- _Set task_
Write out the listing below without alteration, omitting its pictures.

- _Listing_

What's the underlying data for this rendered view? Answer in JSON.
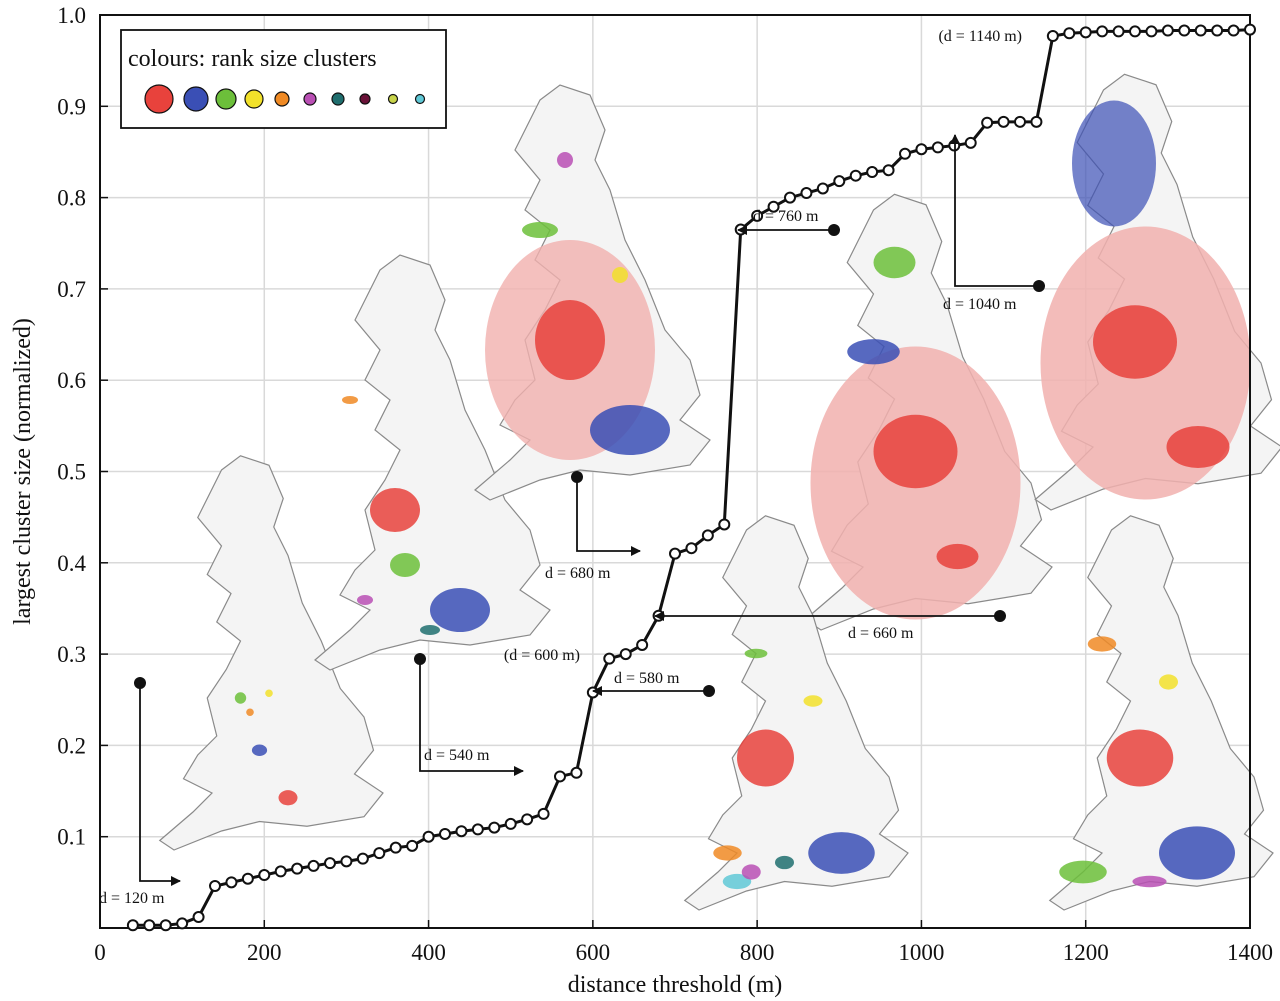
{
  "chart_data": {
    "type": "line",
    "title": "",
    "xlabel": "distance threshold (m)",
    "ylabel": "largest cluster size (normalized)",
    "xlim": [
      0,
      1400
    ],
    "ylim": [
      0,
      1.0
    ],
    "xticks": [
      0,
      200,
      400,
      600,
      800,
      1000,
      1200,
      1400
    ],
    "yticks": [
      0.1,
      0.2,
      0.3,
      0.4,
      0.5,
      0.6,
      0.7,
      0.8,
      0.9,
      1.0
    ],
    "grid": true,
    "series": [
      {
        "marker": "open-circle",
        "color": "#111111",
        "x": [
          40,
          60,
          80,
          100,
          120,
          140,
          160,
          180,
          200,
          220,
          240,
          260,
          280,
          300,
          320,
          340,
          360,
          380,
          400,
          420,
          440,
          460,
          480,
          500,
          520,
          540,
          560,
          580,
          600,
          620,
          640,
          660,
          680,
          700,
          720,
          740,
          760,
          780,
          800,
          820,
          840,
          860,
          880,
          900,
          920,
          940,
          960,
          980,
          1000,
          1020,
          1040,
          1060,
          1080,
          1100,
          1120,
          1140,
          1160,
          1180,
          1200,
          1220,
          1240,
          1260,
          1280,
          1300,
          1320,
          1340,
          1360,
          1380,
          1400
        ],
        "y": [
          0.003,
          0.003,
          0.003,
          0.005,
          0.012,
          0.046,
          0.05,
          0.054,
          0.058,
          0.062,
          0.065,
          0.068,
          0.071,
          0.073,
          0.076,
          0.082,
          0.088,
          0.09,
          0.1,
          0.103,
          0.106,
          0.108,
          0.11,
          0.114,
          0.119,
          0.125,
          0.166,
          0.17,
          0.258,
          0.295,
          0.3,
          0.31,
          0.342,
          0.41,
          0.416,
          0.43,
          0.442,
          0.765,
          0.78,
          0.79,
          0.8,
          0.805,
          0.81,
          0.818,
          0.824,
          0.828,
          0.83,
          0.848,
          0.853,
          0.855,
          0.857,
          0.86,
          0.882,
          0.883,
          0.883,
          0.883,
          0.977,
          0.98,
          0.981,
          0.982,
          0.982,
          0.982,
          0.982,
          0.983,
          0.983,
          0.983,
          0.983,
          0.983,
          0.984
        ]
      }
    ],
    "legend": {
      "title": "colours: rank size clusters",
      "placement": "top-left",
      "colors": [
        "#e8423c",
        "#3a4fb5",
        "#6cbf3a",
        "#f2e12a",
        "#f08a24",
        "#b94fb4",
        "#1f6e6e",
        "#6a1238",
        "#c8d44a",
        "#5fc8d6"
      ]
    },
    "annotations": [
      {
        "text": "d = 120 m"
      },
      {
        "text": "d = 540 m"
      },
      {
        "text": "(d = 600 m)"
      },
      {
        "text": "d = 580 m"
      },
      {
        "text": "d = 680 m"
      },
      {
        "text": "d = 660 m"
      },
      {
        "text": "d = 760 m"
      },
      {
        "text": "d = 1040 m"
      },
      {
        "text": "(d = 1140 m)"
      }
    ]
  }
}
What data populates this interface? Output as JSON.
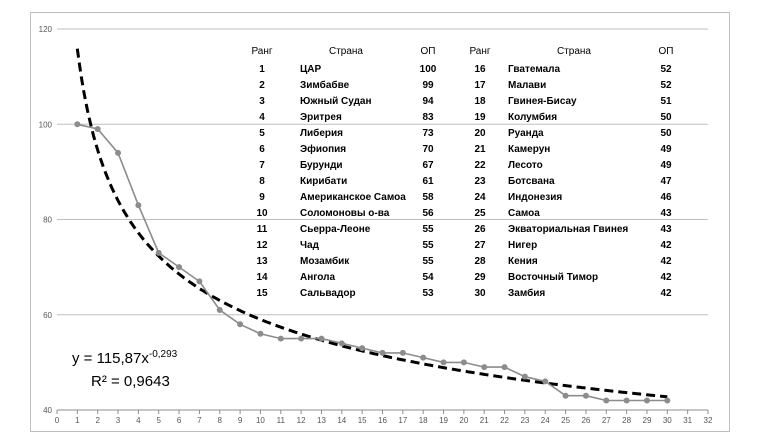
{
  "chart_data": {
    "type": "line",
    "x": [
      1,
      2,
      3,
      4,
      5,
      6,
      7,
      8,
      9,
      10,
      11,
      12,
      13,
      14,
      15,
      16,
      17,
      18,
      19,
      20,
      21,
      22,
      23,
      24,
      25,
      26,
      27,
      28,
      29,
      30
    ],
    "series": [
      {
        "values": [
          100,
          99,
          94,
          83,
          73,
          70,
          67,
          61,
          58,
          56,
          55,
          55,
          55,
          54,
          53,
          52,
          52,
          51,
          50,
          50,
          49,
          49,
          47,
          46,
          43,
          43,
          42,
          42,
          42,
          42
        ],
        "color": "#8c8c8c"
      }
    ],
    "trendline": {
      "type": "power",
      "a": 115.87,
      "b": -0.293,
      "equation": "y = 115,87x",
      "exponent": "-0,293",
      "r2": "R² = 0,9643",
      "color": "#000000"
    },
    "xlim": [
      0,
      32
    ],
    "ylim": [
      40,
      120
    ],
    "xticks": [
      "0",
      "1",
      "2",
      "3",
      "4",
      "5",
      "6",
      "7",
      "8",
      "9",
      "10",
      "11",
      "12",
      "13",
      "14",
      "15",
      "16",
      "17",
      "18",
      "19",
      "20",
      "21",
      "22",
      "23",
      "24",
      "25",
      "26",
      "27",
      "28",
      "29",
      "30",
      "31",
      "32"
    ],
    "yticks": [
      "40",
      "60",
      "80",
      "100",
      "120"
    ],
    "grid": true,
    "title": "",
    "xlabel": "",
    "ylabel": ""
  },
  "table": {
    "headers": {
      "rank": "Ранг",
      "country": "Страна",
      "value": "ОП"
    },
    "rows": [
      [
        "1",
        "ЦАР",
        "100"
      ],
      [
        "2",
        "Зимбабве",
        "99"
      ],
      [
        "3",
        "Южный Судан",
        "94"
      ],
      [
        "4",
        "Эритрея",
        "83"
      ],
      [
        "5",
        "Либерия",
        "73"
      ],
      [
        "6",
        "Эфиопия",
        "70"
      ],
      [
        "7",
        "Бурунди",
        "67"
      ],
      [
        "8",
        "Кирибати",
        "61"
      ],
      [
        "9",
        "Американское Самоа",
        "58"
      ],
      [
        "10",
        "Соломоновы о-ва",
        "56"
      ],
      [
        "11",
        "Сьерра-Леоне",
        "55"
      ],
      [
        "12",
        "Чад",
        "55"
      ],
      [
        "13",
        "Мозамбик",
        "55"
      ],
      [
        "14",
        "Ангола",
        "54"
      ],
      [
        "15",
        "Сальвадор",
        "53"
      ],
      [
        "16",
        "Гватемала",
        "52"
      ],
      [
        "17",
        "Малави",
        "52"
      ],
      [
        "18",
        "Гвинея-Бисау",
        "51"
      ],
      [
        "19",
        "Колумбия",
        "50"
      ],
      [
        "20",
        "Руанда",
        "50"
      ],
      [
        "21",
        "Камерун",
        "49"
      ],
      [
        "22",
        "Лесото",
        "49"
      ],
      [
        "23",
        "Ботсвана",
        "47"
      ],
      [
        "24",
        "Индонезия",
        "46"
      ],
      [
        "25",
        "Самоа",
        "43"
      ],
      [
        "26",
        "Экваториальная Гвинея",
        "43"
      ],
      [
        "27",
        "Нигер",
        "42"
      ],
      [
        "28",
        "Кения",
        "42"
      ],
      [
        "29",
        "Восточный Тимор",
        "42"
      ],
      [
        "30",
        "Замбия",
        "42"
      ]
    ]
  }
}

- _Solution for this task_
What's the underlying data for this rendered view? Answer in JSON.
{
  "chart_data": {
    "type": "line",
    "title": "",
    "xlabel": "distance threshold (m)",
    "ylabel": "largest cluster size (normalized)",
    "xlim": [
      0,
      1400
    ],
    "ylim": [
      0,
      1.0
    ],
    "xticks": [
      0,
      200,
      400,
      600,
      800,
      1000,
      1200,
      1400
    ],
    "yticks": [
      0.1,
      0.2,
      0.3,
      0.4,
      0.5,
      0.6,
      0.7,
      0.8,
      0.9,
      1.0
    ],
    "grid": true,
    "series": [
      {
        "marker": "open-circle",
        "color": "#111111",
        "x": [
          40,
          60,
          80,
          100,
          120,
          140,
          160,
          180,
          200,
          220,
          240,
          260,
          280,
          300,
          320,
          340,
          360,
          380,
          400,
          420,
          440,
          460,
          480,
          500,
          520,
          540,
          560,
          580,
          600,
          620,
          640,
          660,
          680,
          700,
          720,
          740,
          760,
          780,
          800,
          820,
          840,
          860,
          880,
          900,
          920,
          940,
          960,
          980,
          1000,
          1020,
          1040,
          1060,
          1080,
          1100,
          1120,
          1140,
          1160,
          1180,
          1200,
          1220,
          1240,
          1260,
          1280,
          1300,
          1320,
          1340,
          1360,
          1380,
          1400
        ],
        "y": [
          0.003,
          0.003,
          0.003,
          0.005,
          0.012,
          0.046,
          0.05,
          0.054,
          0.058,
          0.062,
          0.065,
          0.068,
          0.071,
          0.073,
          0.076,
          0.082,
          0.088,
          0.09,
          0.1,
          0.103,
          0.106,
          0.108,
          0.11,
          0.114,
          0.119,
          0.125,
          0.166,
          0.17,
          0.258,
          0.295,
          0.3,
          0.31,
          0.342,
          0.41,
          0.416,
          0.43,
          0.442,
          0.765,
          0.78,
          0.79,
          0.8,
          0.805,
          0.81,
          0.818,
          0.824,
          0.828,
          0.83,
          0.848,
          0.853,
          0.855,
          0.857,
          0.86,
          0.882,
          0.883,
          0.883,
          0.883,
          0.977,
          0.98,
          0.981,
          0.982,
          0.982,
          0.982,
          0.982,
          0.983,
          0.983,
          0.983,
          0.983,
          0.983,
          0.984
        ]
      }
    ],
    "legend": {
      "title": "colours: rank size clusters",
      "placement": "top-left",
      "colors": [
        "#e8423c",
        "#3a4fb5",
        "#6cbf3a",
        "#f2e12a",
        "#f08a24",
        "#b94fb4",
        "#1f6e6e",
        "#6a1238",
        "#c8d44a",
        "#5fc8d6"
      ]
    },
    "annotations": [
      {
        "text": "d = 120 m"
      },
      {
        "text": "d = 540 m"
      },
      {
        "text": "(d = 600 m)"
      },
      {
        "text": "d = 580 m"
      },
      {
        "text": "d = 680 m"
      },
      {
        "text": "d = 660 m"
      },
      {
        "text": "d = 760 m"
      },
      {
        "text": "d = 1040 m"
      },
      {
        "text": "(d = 1140 m)"
      }
    ]
  }
}
What data populates this interface? Output as JSON.
{
  "chart_data": {
    "type": "line",
    "x": [
      1,
      2,
      3,
      4,
      5,
      6,
      7,
      8,
      9,
      10,
      11,
      12,
      13,
      14,
      15,
      16,
      17,
      18,
      19,
      20,
      21,
      22,
      23,
      24,
      25,
      26,
      27,
      28,
      29,
      30
    ],
    "series": [
      {
        "values": [
          100,
          99,
          94,
          83,
          73,
          70,
          67,
          61,
          58,
          56,
          55,
          55,
          55,
          54,
          53,
          52,
          52,
          51,
          50,
          50,
          49,
          49,
          47,
          46,
          43,
          43,
          42,
          42,
          42,
          42
        ],
        "color": "#8c8c8c"
      }
    ],
    "trendline": {
      "type": "power",
      "a": 115.87,
      "b": -0.293,
      "equation": "y = 115,87x",
      "exponent": "-0,293",
      "r2": "R² = 0,9643",
      "color": "#000000"
    },
    "xlim": [
      0,
      32
    ],
    "ylim": [
      40,
      120
    ],
    "xticks": [
      "0",
      "1",
      "2",
      "3",
      "4",
      "5",
      "6",
      "7",
      "8",
      "9",
      "10",
      "11",
      "12",
      "13",
      "14",
      "15",
      "16",
      "17",
      "18",
      "19",
      "20",
      "21",
      "22",
      "23",
      "24",
      "25",
      "26",
      "27",
      "28",
      "29",
      "30",
      "31",
      "32"
    ],
    "yticks": [
      "40",
      "60",
      "80",
      "100",
      "120"
    ],
    "grid": true,
    "title": "",
    "xlabel": "",
    "ylabel": ""
  },
  "table": {
    "headers": {
      "rank": "Ранг",
      "country": "Страна",
      "value": "ОП"
    },
    "rows": [
      [
        "1",
        "ЦАР",
        "100"
      ],
      [
        "2",
        "Зимбабве",
        "99"
      ],
      [
        "3",
        "Южный Судан",
        "94"
      ],
      [
        "4",
        "Эритрея",
        "83"
      ],
      [
        "5",
        "Либерия",
        "73"
      ],
      [
        "6",
        "Эфиопия",
        "70"
      ],
      [
        "7",
        "Бурунди",
        "67"
      ],
      [
        "8",
        "Кирибати",
        "61"
      ],
      [
        "9",
        "Американское Самоа",
        "58"
      ],
      [
        "10",
        "Соломоновы о-ва",
        "56"
      ],
      [
        "11",
        "Сьерра-Леоне",
        "55"
      ],
      [
        "12",
        "Чад",
        "55"
      ],
      [
        "13",
        "Мозамбик",
        "55"
      ],
      [
        "14",
        "Ангола",
        "54"
      ],
      [
        "15",
        "Сальвадор",
        "53"
      ],
      [
        "16",
        "Гватемала",
        "52"
      ],
      [
        "17",
        "Малави",
        "52"
      ],
      [
        "18",
        "Гвинея-Бисау",
        "51"
      ],
      [
        "19",
        "Колумбия",
        "50"
      ],
      [
        "20",
        "Руанда",
        "50"
      ],
      [
        "21",
        "Камерун",
        "49"
      ],
      [
        "22",
        "Лесото",
        "49"
      ],
      [
        "23",
        "Ботсвана",
        "47"
      ],
      [
        "24",
        "Индонезия",
        "46"
      ],
      [
        "25",
        "Самоа",
        "43"
      ],
      [
        "26",
        "Экваториальная Гвинея",
        "43"
      ],
      [
        "27",
        "Нигер",
        "42"
      ],
      [
        "28",
        "Кения",
        "42"
      ],
      [
        "29",
        "Восточный Тимор",
        "42"
      ],
      [
        "30",
        "Замбия",
        "42"
      ]
    ]
  }
}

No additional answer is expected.